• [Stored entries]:
>>
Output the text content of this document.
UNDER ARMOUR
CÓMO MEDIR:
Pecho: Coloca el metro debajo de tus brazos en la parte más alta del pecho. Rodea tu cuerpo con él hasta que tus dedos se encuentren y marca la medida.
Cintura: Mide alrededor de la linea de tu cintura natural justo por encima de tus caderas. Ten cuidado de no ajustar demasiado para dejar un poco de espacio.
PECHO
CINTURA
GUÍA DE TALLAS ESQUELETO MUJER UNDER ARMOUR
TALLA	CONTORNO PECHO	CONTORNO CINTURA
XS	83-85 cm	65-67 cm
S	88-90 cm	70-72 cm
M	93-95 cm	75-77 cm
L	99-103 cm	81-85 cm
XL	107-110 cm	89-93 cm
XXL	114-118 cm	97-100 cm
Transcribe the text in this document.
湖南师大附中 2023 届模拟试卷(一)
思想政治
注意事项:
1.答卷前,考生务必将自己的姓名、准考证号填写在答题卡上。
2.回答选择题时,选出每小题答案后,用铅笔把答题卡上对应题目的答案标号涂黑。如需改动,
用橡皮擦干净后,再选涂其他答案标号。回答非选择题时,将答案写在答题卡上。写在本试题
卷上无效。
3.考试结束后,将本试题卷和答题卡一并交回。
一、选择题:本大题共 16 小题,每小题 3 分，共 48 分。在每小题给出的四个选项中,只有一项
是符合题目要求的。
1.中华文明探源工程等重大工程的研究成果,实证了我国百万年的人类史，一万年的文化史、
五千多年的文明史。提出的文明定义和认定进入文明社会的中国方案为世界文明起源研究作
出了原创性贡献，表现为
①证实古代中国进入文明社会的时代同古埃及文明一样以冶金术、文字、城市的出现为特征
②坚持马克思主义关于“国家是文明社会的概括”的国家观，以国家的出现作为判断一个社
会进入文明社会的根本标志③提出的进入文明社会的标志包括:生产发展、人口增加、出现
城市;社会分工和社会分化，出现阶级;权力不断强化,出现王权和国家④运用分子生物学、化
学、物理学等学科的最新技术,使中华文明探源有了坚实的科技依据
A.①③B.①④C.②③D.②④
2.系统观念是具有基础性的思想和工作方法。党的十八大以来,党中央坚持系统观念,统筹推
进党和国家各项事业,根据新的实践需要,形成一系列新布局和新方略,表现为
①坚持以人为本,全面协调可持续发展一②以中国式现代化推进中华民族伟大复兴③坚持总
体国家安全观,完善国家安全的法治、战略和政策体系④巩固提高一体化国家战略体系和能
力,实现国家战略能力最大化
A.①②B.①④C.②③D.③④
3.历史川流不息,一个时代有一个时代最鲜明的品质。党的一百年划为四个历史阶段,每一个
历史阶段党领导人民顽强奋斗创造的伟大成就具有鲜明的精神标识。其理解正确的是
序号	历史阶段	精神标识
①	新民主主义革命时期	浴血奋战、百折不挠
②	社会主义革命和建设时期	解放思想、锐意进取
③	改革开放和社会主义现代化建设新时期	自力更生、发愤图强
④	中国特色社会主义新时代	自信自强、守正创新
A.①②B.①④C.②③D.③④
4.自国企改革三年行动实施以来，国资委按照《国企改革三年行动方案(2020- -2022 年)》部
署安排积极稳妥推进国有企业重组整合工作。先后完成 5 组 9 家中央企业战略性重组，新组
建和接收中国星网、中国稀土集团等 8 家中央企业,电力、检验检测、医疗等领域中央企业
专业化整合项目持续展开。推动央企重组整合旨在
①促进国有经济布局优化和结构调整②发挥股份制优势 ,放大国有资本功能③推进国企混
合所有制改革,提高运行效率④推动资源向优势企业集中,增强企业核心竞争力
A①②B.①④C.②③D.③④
<<
• [EXERCISE TASK]: All of the records must be retyped exactly as they are.

• [REPLY]:
Output the text content of this document.
UNDER ARMOUR
CÓMO MEDIR:
Pecho: Coloca el metro debajo de tus brazos en la parte más alta del pecho. Rodea tu cuerpo con él hasta que tus dedos se encuentren y marca la medida.
Cintura: Mide alrededor de la linea de tu cintura natural justo por encima de tus caderas. Ten cuidado de no ajustar demasiado para dejar un poco de espacio.
PECHO
CINTURA
GUÍA DE TALLAS ESQUELETO MUJER UNDER ARMOUR
TALLA	CONTORNO PECHO	CONTORNO CINTURA
XS	83-85 cm	65-67 cm
S	88-90 cm	70-72 cm
M	93-95 cm	75-77 cm
L	99-103 cm	81-85 cm
XL	107-110 cm	89-93 cm
XXL	114-118 cm	97-100 cm
Transcribe the text in this document.
湖南师大附中 2023 届模拟试卷(一)
思想政治
注意事项:
1.答卷前,考生务必将自己的姓名、准考证号填写在答题卡上。
2.回答选择题时,选出每小题答案后,用铅笔把答题卡上对应题目的答案标号涂黑。如需改动,
用橡皮擦干净后,再选涂其他答案标号。回答非选择题时,将答案写在答题卡上。写在本试题
卷上无效。
3.考试结束后,将本试题卷和答题卡一并交回。
一、选择题:本大题共 16 小题,每小题 3 分，共 48 分。在每小题给出的四个选项中,只有一项
是符合题目要求的。
1.中华文明探源工程等重大工程的研究成果,实证了我国百万年的人类史，一万年的文化史、
五千多年的文明史。提出的文明定义和认定进入文明社会的中国方案为世界文明起源研究作
出了原创性贡献，表现为
①证实古代中国进入文明社会的时代同古埃及文明一样以冶金术、文字、城市的出现为特征
②坚持马克思主义关于“国家是文明社会的概括”的国家观，以国家的出现作为判断一个社
会进入文明社会的根本标志③提出的进入文明社会的标志包括:生产发展、人口增加、出现
城市;社会分工和社会分化，出现阶级;权力不断强化,出现王权和国家④运用分子生物学、化
学、物理学等学科的最新技术,使中华文明探源有了坚实的科技依据
A.①③B.①④C.②③D.②④
2.系统观念是具有基础性的思想和工作方法。党的十八大以来,党中央坚持系统观念,统筹推
进党和国家各项事业,根据新的实践需要,形成一系列新布局和新方略,表现为
①坚持以人为本,全面协调可持续发展一②以中国式现代化推进中华民族伟大复兴③坚持总
体国家安全观,完善国家安全的法治、战略和政策体系④巩固提高一体化国家战略体系和能
力,实现国家战略能力最大化
A.①②B.①④C.②③D.③④
3.历史川流不息,一个时代有一个时代最鲜明的品质。党的一百年划为四个历史阶段,每一个
历史阶段党领导人民顽强奋斗创造的伟大成就具有鲜明的精神标识。其理解正确的是
序号	历史阶段	精神标识
①	新民主主义革命时期	浴血奋战、百折不挠
②	社会主义革命和建设时期	解放思想、锐意进取
③	改革开放和社会主义现代化建设新时期	自力更生、发愤图强
④	中国特色社会主义新时代	自信自强、守正创新
A.①②B.①④C.②③D.③④
4.自国企改革三年行动实施以来，国资委按照《国企改革三年行动方案(2020- -2022 年)》部
署安排积极稳妥推进国有企业重组整合工作。先后完成 5 组 9 家中央企业战略性重组，新组
建和接收中国星网、中国稀土集团等 8 家中央企业,电力、检验检测、医疗等领域中央企业
专业化整合项目持续展开。推动央企重组整合旨在
①促进国有经济布局优化和结构调整②发挥股份制优势 ,放大国有资本功能③推进国企混
合所有制改革,提高运行效率④推动资源向优势企业集中,增强企业核心竞争力
A①②B.①④C.②③D.③④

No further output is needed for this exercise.